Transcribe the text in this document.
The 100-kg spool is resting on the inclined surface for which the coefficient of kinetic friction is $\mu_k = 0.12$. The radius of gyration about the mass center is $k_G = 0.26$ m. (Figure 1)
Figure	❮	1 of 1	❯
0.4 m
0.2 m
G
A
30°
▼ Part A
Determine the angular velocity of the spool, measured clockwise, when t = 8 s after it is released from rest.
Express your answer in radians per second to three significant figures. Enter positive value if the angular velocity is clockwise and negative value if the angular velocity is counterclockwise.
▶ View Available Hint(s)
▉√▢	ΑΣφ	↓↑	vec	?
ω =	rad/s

## OBJECTIVE
Print out every entry, keeping each one exact.

## FULL RESPONSE
Transcribe the text in this document.
The 100-kg spool is resting on the inclined surface for which the coefficient of kinetic friction is $\mu_k = 0.12$. The radius of gyration about the mass center is $k_G = 0.26$ m. (Figure 1)
Figure	❮	1 of 1	❯
0.4 m
0.2 m
G
A
30°
▼ Part A
Determine the angular velocity of the spool, measured clockwise, when t = 8 s after it is released from rest.
Express your answer in radians per second to three significant figures. Enter positive value if the angular velocity is clockwise and negative value if the angular velocity is counterclockwise.
▶ View Available Hint(s)
▉√▢	ΑΣφ	↓↑	vec	?
ω =	rad/s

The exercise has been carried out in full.